**TASK DESCRIPTION**
With the images removed, repeat the data below exactly.

[A run of records]
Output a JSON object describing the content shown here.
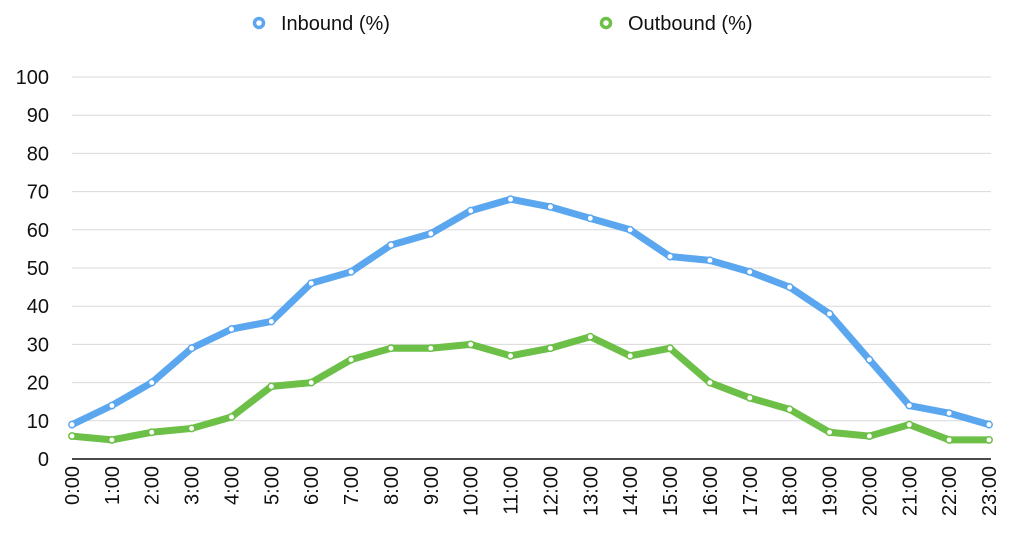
{
  "chart_data": {
    "type": "line",
    "categories": [
      "0:00",
      "1:00",
      "2:00",
      "3:00",
      "4:00",
      "5:00",
      "6:00",
      "7:00",
      "8:00",
      "9:00",
      "10:00",
      "11:00",
      "12:00",
      "13:00",
      "14:00",
      "15:00",
      "16:00",
      "17:00",
      "18:00",
      "19:00",
      "20:00",
      "21:00",
      "22:00",
      "23:00"
    ],
    "series": [
      {
        "name": "Inbound (%)",
        "color": "#5aa7f0",
        "values": [
          9,
          14,
          20,
          29,
          34,
          36,
          46,
          49,
          56,
          59,
          65,
          68,
          66,
          63,
          60,
          53,
          52,
          49,
          45,
          38,
          26,
          14,
          12,
          9
        ]
      },
      {
        "name": "Outbound (%)",
        "color": "#6cbf47",
        "values": [
          6,
          5,
          7,
          8,
          11,
          19,
          20,
          26,
          29,
          29,
          30,
          27,
          29,
          32,
          27,
          29,
          20,
          16,
          13,
          7,
          6,
          9,
          5,
          5
        ]
      }
    ],
    "ylim": [
      0,
      100
    ],
    "yticks": [
      0,
      10,
      20,
      30,
      40,
      50,
      60,
      70,
      80,
      90,
      100
    ],
    "grid": true,
    "legend_position": "top-center"
  }
}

**FINAL ANSWER**
Output a JSON object describing the content shown here.
{
  "chart_data": {
    "type": "line",
    "categories": [
      "0:00",
      "1:00",
      "2:00",
      "3:00",
      "4:00",
      "5:00",
      "6:00",
      "7:00",
      "8:00",
      "9:00",
      "10:00",
      "11:00",
      "12:00",
      "13:00",
      "14:00",
      "15:00",
      "16:00",
      "17:00",
      "18:00",
      "19:00",
      "20:00",
      "21:00",
      "22:00",
      "23:00"
    ],
    "series": [
      {
        "name": "Inbound (%)",
        "color": "#5aa7f0",
        "values": [
          9,
          14,
          20,
          29,
          34,
          36,
          46,
          49,
          56,
          59,
          65,
          68,
          66,
          63,
          60,
          53,
          52,
          49,
          45,
          38,
          26,
          14,
          12,
          9
        ]
      },
      {
        "name": "Outbound (%)",
        "color": "#6cbf47",
        "values": [
          6,
          5,
          7,
          8,
          11,
          19,
          20,
          26,
          29,
          29,
          30,
          27,
          29,
          32,
          27,
          29,
          20,
          16,
          13,
          7,
          6,
          9,
          5,
          5
        ]
      }
    ],
    "ylim": [
      0,
      100
    ],
    "yticks": [
      0,
      10,
      20,
      30,
      40,
      50,
      60,
      70,
      80,
      90,
      100
    ],
    "grid": true,
    "legend_position": "top-center"
  }
}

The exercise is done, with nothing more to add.